■ Problem to solve:
Pictures stay out; everything else in the records below is copied exactly.

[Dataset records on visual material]
################
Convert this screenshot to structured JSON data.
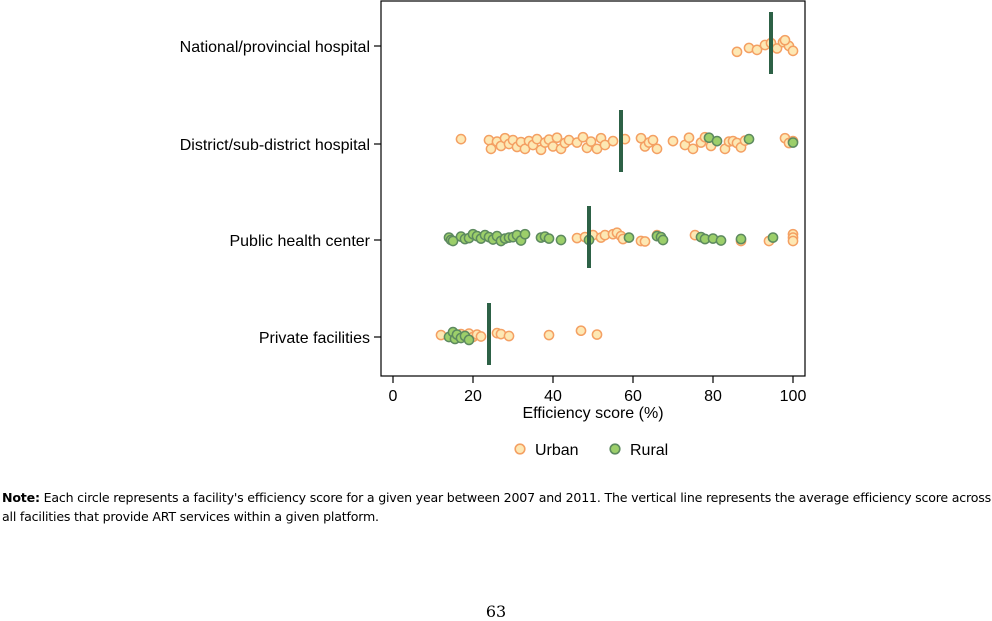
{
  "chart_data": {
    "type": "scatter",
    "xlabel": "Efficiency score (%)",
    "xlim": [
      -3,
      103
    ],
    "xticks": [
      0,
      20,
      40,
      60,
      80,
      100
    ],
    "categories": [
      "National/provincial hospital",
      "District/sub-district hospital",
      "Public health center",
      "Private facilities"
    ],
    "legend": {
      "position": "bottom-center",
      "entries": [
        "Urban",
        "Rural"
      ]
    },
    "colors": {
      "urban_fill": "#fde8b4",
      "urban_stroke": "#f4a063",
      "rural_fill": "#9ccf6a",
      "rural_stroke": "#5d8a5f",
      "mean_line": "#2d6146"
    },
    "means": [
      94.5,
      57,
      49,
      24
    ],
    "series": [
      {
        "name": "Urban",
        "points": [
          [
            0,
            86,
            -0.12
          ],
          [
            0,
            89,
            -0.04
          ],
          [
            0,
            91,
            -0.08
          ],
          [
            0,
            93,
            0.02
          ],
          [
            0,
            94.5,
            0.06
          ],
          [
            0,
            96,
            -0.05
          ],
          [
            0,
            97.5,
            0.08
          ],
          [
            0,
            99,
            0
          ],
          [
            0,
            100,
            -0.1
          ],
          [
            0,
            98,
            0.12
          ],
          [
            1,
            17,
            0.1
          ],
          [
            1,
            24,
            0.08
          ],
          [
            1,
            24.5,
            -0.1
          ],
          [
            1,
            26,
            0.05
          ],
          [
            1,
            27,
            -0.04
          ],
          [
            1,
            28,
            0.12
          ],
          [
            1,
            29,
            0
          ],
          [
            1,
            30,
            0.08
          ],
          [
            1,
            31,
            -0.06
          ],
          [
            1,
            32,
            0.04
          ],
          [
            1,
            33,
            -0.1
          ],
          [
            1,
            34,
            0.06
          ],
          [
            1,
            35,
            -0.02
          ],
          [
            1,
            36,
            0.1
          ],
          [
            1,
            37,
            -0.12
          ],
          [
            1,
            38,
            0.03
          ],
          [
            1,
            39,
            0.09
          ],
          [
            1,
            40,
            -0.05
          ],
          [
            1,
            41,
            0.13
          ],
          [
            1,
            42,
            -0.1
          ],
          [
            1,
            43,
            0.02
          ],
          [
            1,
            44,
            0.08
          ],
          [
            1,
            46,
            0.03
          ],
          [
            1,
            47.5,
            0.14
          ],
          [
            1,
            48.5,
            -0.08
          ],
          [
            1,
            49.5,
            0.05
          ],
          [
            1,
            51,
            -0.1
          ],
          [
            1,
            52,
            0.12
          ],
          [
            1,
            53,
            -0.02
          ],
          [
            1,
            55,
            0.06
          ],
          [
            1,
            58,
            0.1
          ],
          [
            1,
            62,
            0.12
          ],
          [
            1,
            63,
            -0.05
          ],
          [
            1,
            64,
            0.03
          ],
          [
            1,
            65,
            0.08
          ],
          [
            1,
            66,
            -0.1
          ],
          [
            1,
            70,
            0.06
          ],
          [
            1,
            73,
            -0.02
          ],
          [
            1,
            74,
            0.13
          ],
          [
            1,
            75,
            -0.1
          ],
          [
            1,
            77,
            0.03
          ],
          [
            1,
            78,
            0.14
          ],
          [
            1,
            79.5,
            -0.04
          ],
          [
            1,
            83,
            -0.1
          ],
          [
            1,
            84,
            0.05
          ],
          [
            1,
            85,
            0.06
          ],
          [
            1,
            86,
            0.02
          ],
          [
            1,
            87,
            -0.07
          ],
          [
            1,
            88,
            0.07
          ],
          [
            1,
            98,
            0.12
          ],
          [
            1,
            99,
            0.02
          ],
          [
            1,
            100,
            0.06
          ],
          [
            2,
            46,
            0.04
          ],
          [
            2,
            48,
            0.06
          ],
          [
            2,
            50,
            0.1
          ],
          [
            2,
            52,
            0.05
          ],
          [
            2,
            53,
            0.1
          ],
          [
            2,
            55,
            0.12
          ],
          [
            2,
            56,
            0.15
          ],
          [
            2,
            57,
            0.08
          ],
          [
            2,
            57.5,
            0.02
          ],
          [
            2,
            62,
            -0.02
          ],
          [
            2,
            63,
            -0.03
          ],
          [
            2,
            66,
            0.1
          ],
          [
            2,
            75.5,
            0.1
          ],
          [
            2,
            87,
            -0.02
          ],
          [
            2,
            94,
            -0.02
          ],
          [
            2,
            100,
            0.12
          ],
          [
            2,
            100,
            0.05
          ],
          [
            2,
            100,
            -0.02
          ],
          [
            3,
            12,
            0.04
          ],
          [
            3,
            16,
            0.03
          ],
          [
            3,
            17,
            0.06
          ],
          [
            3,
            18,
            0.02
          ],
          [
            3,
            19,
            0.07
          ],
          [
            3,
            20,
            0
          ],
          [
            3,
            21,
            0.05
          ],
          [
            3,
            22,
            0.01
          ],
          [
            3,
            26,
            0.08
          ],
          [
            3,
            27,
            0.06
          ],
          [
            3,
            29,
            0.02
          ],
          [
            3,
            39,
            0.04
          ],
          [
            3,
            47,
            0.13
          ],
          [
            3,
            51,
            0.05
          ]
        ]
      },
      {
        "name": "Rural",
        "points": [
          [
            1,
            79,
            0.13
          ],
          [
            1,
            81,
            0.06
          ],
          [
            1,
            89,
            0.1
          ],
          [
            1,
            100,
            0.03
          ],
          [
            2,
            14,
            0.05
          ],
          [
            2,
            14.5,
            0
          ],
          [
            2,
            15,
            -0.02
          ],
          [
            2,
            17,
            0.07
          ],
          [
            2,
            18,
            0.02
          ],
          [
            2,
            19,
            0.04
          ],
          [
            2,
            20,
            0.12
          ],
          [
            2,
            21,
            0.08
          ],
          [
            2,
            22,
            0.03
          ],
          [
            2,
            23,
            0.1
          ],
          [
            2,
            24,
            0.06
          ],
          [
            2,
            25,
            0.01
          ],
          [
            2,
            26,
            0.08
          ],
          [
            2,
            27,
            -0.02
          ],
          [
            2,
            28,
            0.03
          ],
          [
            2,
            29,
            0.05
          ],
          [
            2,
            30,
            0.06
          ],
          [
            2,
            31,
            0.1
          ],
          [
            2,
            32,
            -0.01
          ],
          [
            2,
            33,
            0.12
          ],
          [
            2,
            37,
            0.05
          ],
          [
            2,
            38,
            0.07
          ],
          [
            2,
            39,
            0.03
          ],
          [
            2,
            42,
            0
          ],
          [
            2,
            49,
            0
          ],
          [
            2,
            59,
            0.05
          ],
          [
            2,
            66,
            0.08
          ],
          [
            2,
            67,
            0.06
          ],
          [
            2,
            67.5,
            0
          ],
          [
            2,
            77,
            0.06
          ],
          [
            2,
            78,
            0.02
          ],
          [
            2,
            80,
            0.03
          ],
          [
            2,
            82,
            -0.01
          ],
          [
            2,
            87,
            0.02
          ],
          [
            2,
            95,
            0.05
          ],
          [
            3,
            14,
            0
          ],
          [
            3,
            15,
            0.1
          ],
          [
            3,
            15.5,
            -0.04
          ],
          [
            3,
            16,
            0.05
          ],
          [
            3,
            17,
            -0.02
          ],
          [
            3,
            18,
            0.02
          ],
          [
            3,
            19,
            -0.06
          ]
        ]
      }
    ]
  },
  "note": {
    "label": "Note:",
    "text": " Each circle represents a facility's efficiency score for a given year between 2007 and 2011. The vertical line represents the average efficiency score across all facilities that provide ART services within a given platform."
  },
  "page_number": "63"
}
################
■ Reply:
Convert this screenshot to structured JSON data.
{
  "chart_data": {
    "type": "scatter",
    "xlabel": "Efficiency score (%)",
    "xlim": [
      -3,
      103
    ],
    "xticks": [
      0,
      20,
      40,
      60,
      80,
      100
    ],
    "categories": [
      "National/provincial hospital",
      "District/sub-district hospital",
      "Public health center",
      "Private facilities"
    ],
    "legend": {
      "position": "bottom-center",
      "entries": [
        "Urban",
        "Rural"
      ]
    },
    "colors": {
      "urban_fill": "#fde8b4",
      "urban_stroke": "#f4a063",
      "rural_fill": "#9ccf6a",
      "rural_stroke": "#5d8a5f",
      "mean_line": "#2d6146"
    },
    "means": [
      94.5,
      57,
      49,
      24
    ],
    "series": [
      {
        "name": "Urban",
        "points": [
          [
            0,
            86,
            -0.12
          ],
          [
            0,
            89,
            -0.04
          ],
          [
            0,
            91,
            -0.08
          ],
          [
            0,
            93,
            0.02
          ],
          [
            0,
            94.5,
            0.06
          ],
          [
            0,
            96,
            -0.05
          ],
          [
            0,
            97.5,
            0.08
          ],
          [
            0,
            99,
            0
          ],
          [
            0,
            100,
            -0.1
          ],
          [
            0,
            98,
            0.12
          ],
          [
            1,
            17,
            0.1
          ],
          [
            1,
            24,
            0.08
          ],
          [
            1,
            24.5,
            -0.1
          ],
          [
            1,
            26,
            0.05
          ],
          [
            1,
            27,
            -0.04
          ],
          [
            1,
            28,
            0.12
          ],
          [
            1,
            29,
            0
          ],
          [
            1,
            30,
            0.08
          ],
          [
            1,
            31,
            -0.06
          ],
          [
            1,
            32,
            0.04
          ],
          [
            1,
            33,
            -0.1
          ],
          [
            1,
            34,
            0.06
          ],
          [
            1,
            35,
            -0.02
          ],
          [
            1,
            36,
            0.1
          ],
          [
            1,
            37,
            -0.12
          ],
          [
            1,
            38,
            0.03
          ],
          [
            1,
            39,
            0.09
          ],
          [
            1,
            40,
            -0.05
          ],
          [
            1,
            41,
            0.13
          ],
          [
            1,
            42,
            -0.1
          ],
          [
            1,
            43,
            0.02
          ],
          [
            1,
            44,
            0.08
          ],
          [
            1,
            46,
            0.03
          ],
          [
            1,
            47.5,
            0.14
          ],
          [
            1,
            48.5,
            -0.08
          ],
          [
            1,
            49.5,
            0.05
          ],
          [
            1,
            51,
            -0.1
          ],
          [
            1,
            52,
            0.12
          ],
          [
            1,
            53,
            -0.02
          ],
          [
            1,
            55,
            0.06
          ],
          [
            1,
            58,
            0.1
          ],
          [
            1,
            62,
            0.12
          ],
          [
            1,
            63,
            -0.05
          ],
          [
            1,
            64,
            0.03
          ],
          [
            1,
            65,
            0.08
          ],
          [
            1,
            66,
            -0.1
          ],
          [
            1,
            70,
            0.06
          ],
          [
            1,
            73,
            -0.02
          ],
          [
            1,
            74,
            0.13
          ],
          [
            1,
            75,
            -0.1
          ],
          [
            1,
            77,
            0.03
          ],
          [
            1,
            78,
            0.14
          ],
          [
            1,
            79.5,
            -0.04
          ],
          [
            1,
            83,
            -0.1
          ],
          [
            1,
            84,
            0.05
          ],
          [
            1,
            85,
            0.06
          ],
          [
            1,
            86,
            0.02
          ],
          [
            1,
            87,
            -0.07
          ],
          [
            1,
            88,
            0.07
          ],
          [
            1,
            98,
            0.12
          ],
          [
            1,
            99,
            0.02
          ],
          [
            1,
            100,
            0.06
          ],
          [
            2,
            46,
            0.04
          ],
          [
            2,
            48,
            0.06
          ],
          [
            2,
            50,
            0.1
          ],
          [
            2,
            52,
            0.05
          ],
          [
            2,
            53,
            0.1
          ],
          [
            2,
            55,
            0.12
          ],
          [
            2,
            56,
            0.15
          ],
          [
            2,
            57,
            0.08
          ],
          [
            2,
            57.5,
            0.02
          ],
          [
            2,
            62,
            -0.02
          ],
          [
            2,
            63,
            -0.03
          ],
          [
            2,
            66,
            0.1
          ],
          [
            2,
            75.5,
            0.1
          ],
          [
            2,
            87,
            -0.02
          ],
          [
            2,
            94,
            -0.02
          ],
          [
            2,
            100,
            0.12
          ],
          [
            2,
            100,
            0.05
          ],
          [
            2,
            100,
            -0.02
          ],
          [
            3,
            12,
            0.04
          ],
          [
            3,
            16,
            0.03
          ],
          [
            3,
            17,
            0.06
          ],
          [
            3,
            18,
            0.02
          ],
          [
            3,
            19,
            0.07
          ],
          [
            3,
            20,
            0
          ],
          [
            3,
            21,
            0.05
          ],
          [
            3,
            22,
            0.01
          ],
          [
            3,
            26,
            0.08
          ],
          [
            3,
            27,
            0.06
          ],
          [
            3,
            29,
            0.02
          ],
          [
            3,
            39,
            0.04
          ],
          [
            3,
            47,
            0.13
          ],
          [
            3,
            51,
            0.05
          ]
        ]
      },
      {
        "name": "Rural",
        "points": [
          [
            1,
            79,
            0.13
          ],
          [
            1,
            81,
            0.06
          ],
          [
            1,
            89,
            0.1
          ],
          [
            1,
            100,
            0.03
          ],
          [
            2,
            14,
            0.05
          ],
          [
            2,
            14.5,
            0
          ],
          [
            2,
            15,
            -0.02
          ],
          [
            2,
            17,
            0.07
          ],
          [
            2,
            18,
            0.02
          ],
          [
            2,
            19,
            0.04
          ],
          [
            2,
            20,
            0.12
          ],
          [
            2,
            21,
            0.08
          ],
          [
            2,
            22,
            0.03
          ],
          [
            2,
            23,
            0.1
          ],
          [
            2,
            24,
            0.06
          ],
          [
            2,
            25,
            0.01
          ],
          [
            2,
            26,
            0.08
          ],
          [
            2,
            27,
            -0.02
          ],
          [
            2,
            28,
            0.03
          ],
          [
            2,
            29,
            0.05
          ],
          [
            2,
            30,
            0.06
          ],
          [
            2,
            31,
            0.1
          ],
          [
            2,
            32,
            -0.01
          ],
          [
            2,
            33,
            0.12
          ],
          [
            2,
            37,
            0.05
          ],
          [
            2,
            38,
            0.07
          ],
          [
            2,
            39,
            0.03
          ],
          [
            2,
            42,
            0
          ],
          [
            2,
            49,
            0
          ],
          [
            2,
            59,
            0.05
          ],
          [
            2,
            66,
            0.08
          ],
          [
            2,
            67,
            0.06
          ],
          [
            2,
            67.5,
            0
          ],
          [
            2,
            77,
            0.06
          ],
          [
            2,
            78,
            0.02
          ],
          [
            2,
            80,
            0.03
          ],
          [
            2,
            82,
            -0.01
          ],
          [
            2,
            87,
            0.02
          ],
          [
            2,
            95,
            0.05
          ],
          [
            3,
            14,
            0
          ],
          [
            3,
            15,
            0.1
          ],
          [
            3,
            15.5,
            -0.04
          ],
          [
            3,
            16,
            0.05
          ],
          [
            3,
            17,
            -0.02
          ],
          [
            3,
            18,
            0.02
          ],
          [
            3,
            19,
            -0.06
          ]
        ]
      }
    ]
  },
  "note": {
    "label": "Note:",
    "text": " Each circle represents a facility's efficiency score for a given year between 2007 and 2011. The vertical line represents the average efficiency score across all facilities that provide ART services within a given platform."
  },
  "page_number": "63"
}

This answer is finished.